Task details –
Copy these lines word for word.

START Task inputs

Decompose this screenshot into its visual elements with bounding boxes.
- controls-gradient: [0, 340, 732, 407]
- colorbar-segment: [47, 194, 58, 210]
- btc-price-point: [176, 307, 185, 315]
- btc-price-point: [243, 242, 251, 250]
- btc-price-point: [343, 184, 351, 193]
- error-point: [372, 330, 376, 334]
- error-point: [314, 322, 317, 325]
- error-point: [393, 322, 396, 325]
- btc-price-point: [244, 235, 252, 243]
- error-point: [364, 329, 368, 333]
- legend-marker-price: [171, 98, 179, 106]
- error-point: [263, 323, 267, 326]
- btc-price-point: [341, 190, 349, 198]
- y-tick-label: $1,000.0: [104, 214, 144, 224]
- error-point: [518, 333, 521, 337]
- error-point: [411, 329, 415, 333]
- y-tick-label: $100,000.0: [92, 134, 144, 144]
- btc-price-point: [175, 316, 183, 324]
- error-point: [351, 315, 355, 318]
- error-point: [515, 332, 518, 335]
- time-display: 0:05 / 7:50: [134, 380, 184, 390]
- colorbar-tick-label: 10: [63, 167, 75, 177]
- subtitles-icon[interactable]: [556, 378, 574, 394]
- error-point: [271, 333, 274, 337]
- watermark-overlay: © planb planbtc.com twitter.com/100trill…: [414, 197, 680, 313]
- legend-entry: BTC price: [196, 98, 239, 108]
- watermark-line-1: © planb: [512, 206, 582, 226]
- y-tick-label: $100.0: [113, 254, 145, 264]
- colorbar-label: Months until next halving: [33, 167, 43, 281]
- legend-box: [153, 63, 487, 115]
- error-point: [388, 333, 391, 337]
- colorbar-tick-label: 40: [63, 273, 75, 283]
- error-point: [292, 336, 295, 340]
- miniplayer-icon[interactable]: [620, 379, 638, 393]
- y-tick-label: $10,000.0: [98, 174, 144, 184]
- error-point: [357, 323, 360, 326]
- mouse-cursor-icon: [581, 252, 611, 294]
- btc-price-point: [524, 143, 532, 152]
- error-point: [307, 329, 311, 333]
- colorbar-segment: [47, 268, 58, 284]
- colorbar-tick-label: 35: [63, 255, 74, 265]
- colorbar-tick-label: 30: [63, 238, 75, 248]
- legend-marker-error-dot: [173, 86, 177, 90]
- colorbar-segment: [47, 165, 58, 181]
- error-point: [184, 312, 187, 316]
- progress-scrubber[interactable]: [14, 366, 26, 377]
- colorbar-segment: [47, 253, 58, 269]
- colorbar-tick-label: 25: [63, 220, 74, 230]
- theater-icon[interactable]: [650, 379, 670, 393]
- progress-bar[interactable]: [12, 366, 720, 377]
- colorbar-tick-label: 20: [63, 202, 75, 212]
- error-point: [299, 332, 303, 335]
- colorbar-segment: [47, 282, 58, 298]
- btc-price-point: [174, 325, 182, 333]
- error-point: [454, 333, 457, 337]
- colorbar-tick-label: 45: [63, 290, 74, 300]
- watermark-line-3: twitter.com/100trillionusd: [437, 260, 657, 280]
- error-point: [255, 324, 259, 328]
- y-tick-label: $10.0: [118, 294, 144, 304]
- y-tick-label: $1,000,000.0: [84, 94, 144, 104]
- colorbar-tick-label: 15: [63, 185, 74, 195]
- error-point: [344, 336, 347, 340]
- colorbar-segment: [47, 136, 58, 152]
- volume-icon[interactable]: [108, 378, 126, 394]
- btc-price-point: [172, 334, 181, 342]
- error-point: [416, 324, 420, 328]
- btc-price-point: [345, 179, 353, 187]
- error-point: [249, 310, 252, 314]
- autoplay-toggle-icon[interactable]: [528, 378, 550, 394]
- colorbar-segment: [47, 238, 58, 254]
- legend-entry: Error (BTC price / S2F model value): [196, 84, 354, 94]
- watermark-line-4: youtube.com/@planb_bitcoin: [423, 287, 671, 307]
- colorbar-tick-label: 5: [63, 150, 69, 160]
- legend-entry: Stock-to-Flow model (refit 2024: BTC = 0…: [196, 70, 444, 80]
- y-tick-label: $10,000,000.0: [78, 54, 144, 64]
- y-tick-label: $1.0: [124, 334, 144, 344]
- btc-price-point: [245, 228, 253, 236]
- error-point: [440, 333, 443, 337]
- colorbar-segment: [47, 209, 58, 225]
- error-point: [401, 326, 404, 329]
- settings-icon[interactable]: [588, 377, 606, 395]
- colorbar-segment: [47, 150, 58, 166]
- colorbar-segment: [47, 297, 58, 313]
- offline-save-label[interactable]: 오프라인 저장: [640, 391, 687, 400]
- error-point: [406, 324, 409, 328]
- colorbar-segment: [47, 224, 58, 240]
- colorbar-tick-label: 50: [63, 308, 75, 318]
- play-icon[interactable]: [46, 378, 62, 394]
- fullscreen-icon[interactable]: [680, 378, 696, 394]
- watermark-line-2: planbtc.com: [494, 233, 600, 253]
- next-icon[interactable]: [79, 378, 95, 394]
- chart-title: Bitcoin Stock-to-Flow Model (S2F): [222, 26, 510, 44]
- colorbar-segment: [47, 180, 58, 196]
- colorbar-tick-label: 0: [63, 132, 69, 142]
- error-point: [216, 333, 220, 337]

END Task inputs

Complete answer –
Decompose this screenshot into its visual elements with bounding boxes.
- controls-gradient: [0, 340, 732, 407]
- colorbar-segment: [47, 194, 58, 210]
- btc-price-point: [176, 307, 185, 315]
- btc-price-point: [243, 242, 251, 250]
- btc-price-point: [343, 184, 351, 193]
- error-point: [372, 330, 376, 334]
- error-point: [314, 322, 317, 325]
- error-point: [393, 322, 396, 325]
- btc-price-point: [244, 235, 252, 243]
- error-point: [364, 329, 368, 333]
- legend-marker-price: [171, 98, 179, 106]
- error-point: [263, 323, 267, 326]
- btc-price-point: [341, 190, 349, 198]
- y-tick-label: $1,000.0: [104, 214, 144, 224]
- error-point: [518, 333, 521, 337]
- error-point: [411, 329, 415, 333]
- y-tick-label: $100,000.0: [92, 134, 144, 144]
- btc-price-point: [175, 316, 183, 324]
- error-point: [351, 315, 355, 318]
- error-point: [515, 332, 518, 335]
- time-display: 0:05 / 7:50: [134, 380, 184, 390]
- colorbar-tick-label: 10: [63, 167, 75, 177]
- subtitles-icon[interactable]: [556, 378, 574, 394]
- error-point: [271, 333, 274, 337]
- watermark-overlay: © planb planbtc.com twitter.com/100trill…: [414, 197, 680, 313]
- legend-entry: BTC price: [196, 98, 239, 108]
- watermark-line-1: © planb: [512, 206, 582, 226]
- y-tick-label: $100.0: [113, 254, 145, 264]
- colorbar-label: Months until next halving: [33, 167, 43, 281]
- legend-box: [153, 63, 487, 115]
- error-point: [388, 333, 391, 337]
- colorbar-tick-label: 40: [63, 273, 75, 283]
- error-point: [292, 336, 295, 340]
- miniplayer-icon[interactable]: [620, 379, 638, 393]
- y-tick-label: $10,000.0: [98, 174, 144, 184]
- error-point: [357, 323, 360, 326]
- mouse-cursor-icon: [581, 252, 611, 294]
- btc-price-point: [524, 143, 532, 152]
- error-point: [307, 329, 311, 333]
- colorbar-segment: [47, 268, 58, 284]
- colorbar-tick-label: 35: [63, 255, 74, 265]
- colorbar-tick-label: 30: [63, 238, 75, 248]
- legend-marker-error-dot: [173, 86, 177, 90]
- colorbar-segment: [47, 165, 58, 181]
- error-point: [184, 312, 187, 316]
- progress-scrubber[interactable]: [14, 366, 26, 377]
- colorbar-segment: [47, 253, 58, 269]
- colorbar-tick-label: 25: [63, 220, 74, 230]
- theater-icon[interactable]: [650, 379, 670, 393]
- progress-bar[interactable]: [12, 366, 720, 377]
- colorbar-tick-label: 20: [63, 202, 75, 212]
- error-point: [299, 332, 303, 335]
- colorbar-segment: [47, 282, 58, 298]
- btc-price-point: [174, 325, 182, 333]
- error-point: [454, 333, 457, 337]
- colorbar-tick-label: 45: [63, 290, 74, 300]
- watermark-line-3: twitter.com/100trillionusd: [437, 260, 657, 280]
- error-point: [255, 324, 259, 328]
- y-tick-label: $10.0: [118, 294, 144, 304]
- y-tick-label: $1,000,000.0: [84, 94, 144, 104]
- colorbar-tick-label: 15: [63, 185, 74, 195]
- error-point: [344, 336, 347, 340]
- colorbar-segment: [47, 136, 58, 152]
- volume-icon[interactable]: [108, 378, 126, 394]
- btc-price-point: [172, 334, 181, 342]
- error-point: [416, 324, 420, 328]
- btc-price-point: [345, 179, 353, 187]
- error-point: [249, 310, 252, 314]
- autoplay-toggle-icon[interactable]: [528, 378, 550, 394]
- colorbar-segment: [47, 238, 58, 254]
- legend-entry: Error (BTC price / S2F model value): [196, 84, 354, 94]
- watermark-line-4: youtube.com/@planb_bitcoin: [423, 287, 671, 307]
- colorbar-tick-label: 5: [63, 150, 69, 160]
- legend-entry: Stock-to-Flow model (refit 2024: BTC = 0…: [196, 70, 444, 80]
- y-tick-label: $10,000,000.0: [78, 54, 144, 64]
- y-tick-label: $1.0: [124, 334, 144, 344]
- btc-price-point: [245, 228, 253, 236]
- error-point: [440, 333, 443, 337]
- colorbar-segment: [47, 209, 58, 225]
- error-point: [401, 326, 404, 329]
- settings-icon[interactable]: [588, 377, 606, 395]
- colorbar-segment: [47, 150, 58, 166]
- colorbar-segment: [47, 297, 58, 313]
- offline-save-label[interactable]: 오프라인 저장: [640, 391, 687, 400]
- error-point: [406, 324, 409, 328]
- colorbar-segment: [47, 224, 58, 240]
- colorbar-tick-label: 50: [63, 308, 75, 318]
- play-icon[interactable]: [46, 378, 62, 394]
- fullscreen-icon[interactable]: [680, 378, 696, 394]
- watermark-line-2: planbtc.com: [494, 233, 600, 253]
- next-icon[interactable]: [79, 378, 95, 394]
- chart-title: Bitcoin Stock-to-Flow Model (S2F): [222, 26, 510, 44]
- colorbar-segment: [47, 180, 58, 196]
- colorbar-tick-label: 0: [63, 132, 69, 142]
- error-point: [216, 333, 220, 337]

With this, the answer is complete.